### Records

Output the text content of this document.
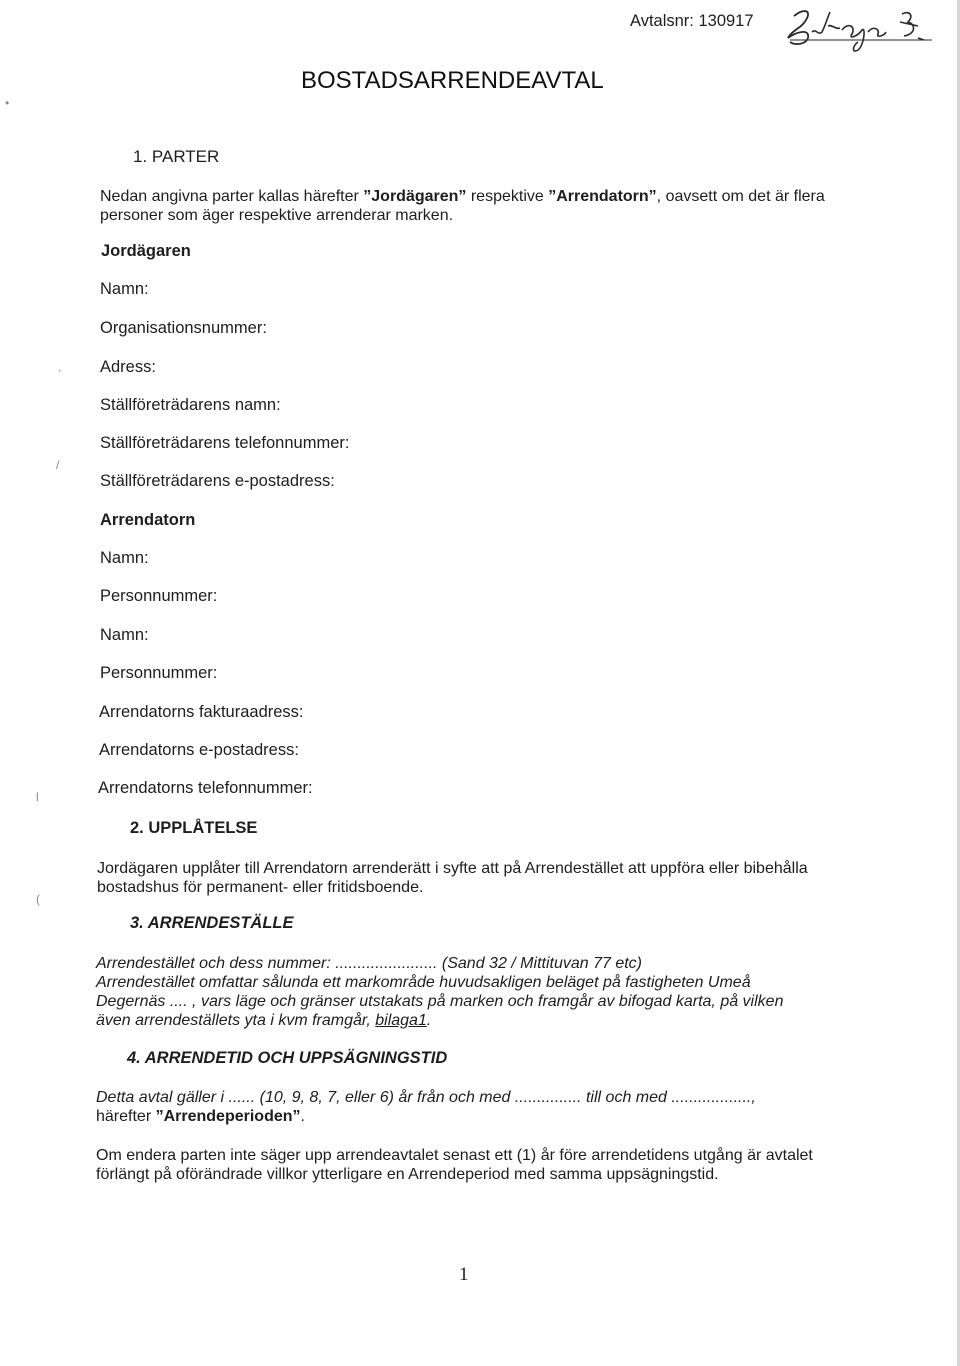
•
,
/
l
(
Avtalsnr: 130917
BOSTADSARRENDEAVTAL
1. PARTER
Nedan angivna parter kallas härefter ”Jordägaren” respektive ”Arrendatorn”, oavsett om det är flera
personer som äger respektive arrenderar marken.
Jordägaren
Namn:
Organisationsnummer:
Adress:
Ställföreträdarens namn:
Ställföreträdarens telefonnummer:
Ställföreträdarens e-postadress:
Arrendatorn
Namn:
Personnummer:
Namn:
Personnummer:
Arrendatorns fakturaadress:
Arrendatorns e-postadress:
Arrendatorns telefonnummer:
2. UPPLÅTELSE
Jordägaren upplåter till Arrendatorn arrenderätt i syfte att på Arrendestället att uppföra eller bibehålla
bostadshus för permanent- eller fritidsboende.
3. ARRENDESTÄLLE
Arrendestället och dess nummer: ....................... (Sand 32 / Mittituvan 77 etc)
Arrendestället omfattar sålunda ett markområde huvudsakligen beläget på fastigheten Umeå
Degernäs .... , vars läge och gränser utstakats på marken och framgår av bifogad karta, på vilken
även arrendeställets yta i kvm framgår, bilaga1.
4. ARRENDETID OCH UPPSÄGNINGSTID
Detta avtal gäller i ...... (10, 9, 8, 7, eller 6) år från och med ............... till och med ..................,
härefter ”Arrendeperioden”.
Om endera parten inte säger upp arrendeavtalet senast ett (1) år före arrendetidens utgång är avtalet
förlängt på oförändrade villkor ytterligare en Arrendeperiod med samma uppsägningstid.
1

######

→ Objective
In the records, locate each line holding the string "härefter" and copy it.

→ The reply
Nedan angivna parter kallas härefter ”Jordägaren” respektive ”Arrendatorn”, oavsett om det är flera
härefter ”Arrendeperioden”.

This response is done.